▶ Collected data
------------------------------------
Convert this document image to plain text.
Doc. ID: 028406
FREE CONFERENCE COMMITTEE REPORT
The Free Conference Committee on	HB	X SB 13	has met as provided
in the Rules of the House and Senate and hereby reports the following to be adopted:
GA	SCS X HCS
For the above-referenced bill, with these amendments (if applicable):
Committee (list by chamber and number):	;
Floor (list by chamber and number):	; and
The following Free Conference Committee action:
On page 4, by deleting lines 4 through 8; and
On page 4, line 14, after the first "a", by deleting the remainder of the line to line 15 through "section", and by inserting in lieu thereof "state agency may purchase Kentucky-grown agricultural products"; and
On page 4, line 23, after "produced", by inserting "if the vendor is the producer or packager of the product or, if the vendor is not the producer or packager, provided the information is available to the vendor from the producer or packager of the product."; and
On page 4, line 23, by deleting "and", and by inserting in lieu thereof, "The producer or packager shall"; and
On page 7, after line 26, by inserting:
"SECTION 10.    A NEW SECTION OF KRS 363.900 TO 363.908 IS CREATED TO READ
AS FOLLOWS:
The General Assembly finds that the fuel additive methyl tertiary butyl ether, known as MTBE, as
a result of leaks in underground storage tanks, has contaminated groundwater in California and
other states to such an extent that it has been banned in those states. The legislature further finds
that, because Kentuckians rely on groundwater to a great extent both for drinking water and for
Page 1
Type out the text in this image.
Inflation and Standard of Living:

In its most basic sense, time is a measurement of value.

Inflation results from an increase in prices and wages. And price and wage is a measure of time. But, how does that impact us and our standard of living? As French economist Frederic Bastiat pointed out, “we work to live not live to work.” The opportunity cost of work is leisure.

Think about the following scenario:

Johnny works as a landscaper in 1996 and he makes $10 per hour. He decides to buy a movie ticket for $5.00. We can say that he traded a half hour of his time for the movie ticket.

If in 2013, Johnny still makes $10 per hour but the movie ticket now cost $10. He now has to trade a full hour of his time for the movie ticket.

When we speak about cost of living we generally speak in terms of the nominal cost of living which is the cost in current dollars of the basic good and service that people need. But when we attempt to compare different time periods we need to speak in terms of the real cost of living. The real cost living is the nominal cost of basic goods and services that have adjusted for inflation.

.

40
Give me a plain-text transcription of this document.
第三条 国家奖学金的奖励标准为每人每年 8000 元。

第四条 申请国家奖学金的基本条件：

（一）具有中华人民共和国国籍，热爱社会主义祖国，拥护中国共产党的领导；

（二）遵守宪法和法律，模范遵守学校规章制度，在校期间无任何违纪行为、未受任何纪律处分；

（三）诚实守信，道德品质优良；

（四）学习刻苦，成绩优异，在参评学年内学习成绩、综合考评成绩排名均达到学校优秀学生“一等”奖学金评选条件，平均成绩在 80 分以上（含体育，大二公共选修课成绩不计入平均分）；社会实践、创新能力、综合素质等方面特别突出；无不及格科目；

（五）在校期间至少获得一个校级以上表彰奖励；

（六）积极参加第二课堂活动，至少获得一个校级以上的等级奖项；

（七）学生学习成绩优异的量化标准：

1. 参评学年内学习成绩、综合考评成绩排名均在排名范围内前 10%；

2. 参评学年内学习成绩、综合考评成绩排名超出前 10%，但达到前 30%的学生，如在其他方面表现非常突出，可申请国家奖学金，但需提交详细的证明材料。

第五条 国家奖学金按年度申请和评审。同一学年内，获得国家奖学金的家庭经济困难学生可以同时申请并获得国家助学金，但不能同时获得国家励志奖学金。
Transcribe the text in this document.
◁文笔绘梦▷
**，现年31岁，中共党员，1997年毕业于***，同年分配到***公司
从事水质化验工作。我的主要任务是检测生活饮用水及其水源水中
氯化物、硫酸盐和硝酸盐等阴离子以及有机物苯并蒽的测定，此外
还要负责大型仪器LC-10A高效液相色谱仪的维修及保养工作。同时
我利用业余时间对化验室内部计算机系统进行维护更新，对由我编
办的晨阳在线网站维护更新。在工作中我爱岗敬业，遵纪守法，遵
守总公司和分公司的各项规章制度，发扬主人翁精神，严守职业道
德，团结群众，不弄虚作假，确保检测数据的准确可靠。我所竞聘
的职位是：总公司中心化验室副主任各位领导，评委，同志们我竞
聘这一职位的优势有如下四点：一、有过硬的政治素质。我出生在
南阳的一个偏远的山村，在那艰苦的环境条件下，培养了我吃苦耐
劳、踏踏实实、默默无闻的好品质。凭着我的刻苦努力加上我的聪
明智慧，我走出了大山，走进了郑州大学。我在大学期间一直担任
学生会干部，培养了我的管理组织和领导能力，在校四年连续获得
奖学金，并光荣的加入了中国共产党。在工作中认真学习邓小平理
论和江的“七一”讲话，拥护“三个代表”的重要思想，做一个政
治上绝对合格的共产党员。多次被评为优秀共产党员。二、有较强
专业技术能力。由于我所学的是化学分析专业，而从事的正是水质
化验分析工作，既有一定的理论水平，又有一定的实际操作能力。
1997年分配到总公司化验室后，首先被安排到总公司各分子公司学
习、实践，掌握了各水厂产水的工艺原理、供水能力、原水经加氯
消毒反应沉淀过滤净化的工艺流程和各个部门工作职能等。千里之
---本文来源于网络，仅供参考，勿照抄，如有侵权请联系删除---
------------------------------------
▶ Problem to solve
Copy out the lines that hold "ticket".

▶ Task response
Johnny works as a landscaper in 1996 and he makes $10 per hour. He decides to buy a movie ticket for $5.00. We can say that he traded a half hour of his time for the movie ticket.
If in 2013, Johnny still makes $10 per hour but the movie ticket now cost $10. He now has to trade a full hour of his time for the movie ticket.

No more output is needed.